___ PROVIDED RECORDS ___

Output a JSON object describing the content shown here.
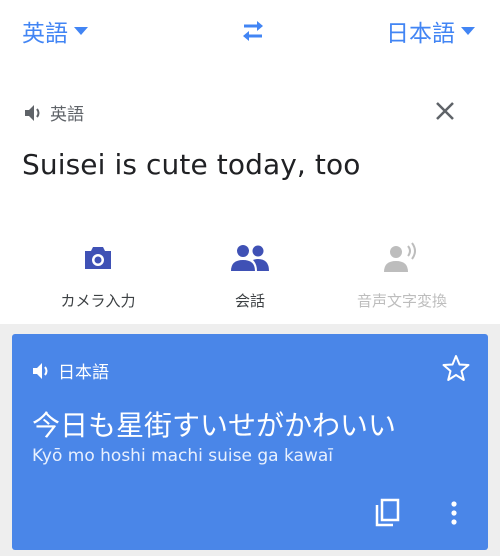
{
  "header": {
    "source_language": "英語",
    "target_language": "日本語"
  },
  "input": {
    "language_label": "英語",
    "text": "Suisei is cute today, too"
  },
  "tools": [
    {
      "label": "カメラ入力",
      "icon": "camera-icon"
    },
    {
      "label": "会話",
      "icon": "conversation-icon"
    },
    {
      "label": "音声文字変換",
      "icon": "transcribe-icon"
    }
  ],
  "result": {
    "language_label": "日本語",
    "text": "今日も星街すいせがかわいい",
    "transliteration": "Kyō mo hoshi machi suise ga kawaī"
  },
  "colors": {
    "accent": "#4285f4",
    "result_card": "#4a86e8",
    "tool_icon": "#3f51b5",
    "disabled": "#bdbdbd"
  }
}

___

**WORK TO COMPLETE:** Write out the whole listing exactly, and drop the pictures.

**RESPONSE TO THIS EXERCISE:**
Output a JSON object describing the content shown here.
{
  "header": {
    "source_language": "英語",
    "target_language": "日本語"
  },
  "input": {
    "language_label": "英語",
    "text": "Suisei is cute today, too"
  },
  "tools": [
    {
      "label": "カメラ入力",
      "icon": "camera-icon"
    },
    {
      "label": "会話",
      "icon": "conversation-icon"
    },
    {
      "label": "音声文字変換",
      "icon": "transcribe-icon"
    }
  ],
  "result": {
    "language_label": "日本語",
    "text": "今日も星街すいせがかわいい",
    "transliteration": "Kyō mo hoshi machi suise ga kawaī"
  },
  "colors": {
    "accent": "#4285f4",
    "result_card": "#4a86e8",
    "tool_icon": "#3f51b5",
    "disabled": "#bdbdbd"
  }
}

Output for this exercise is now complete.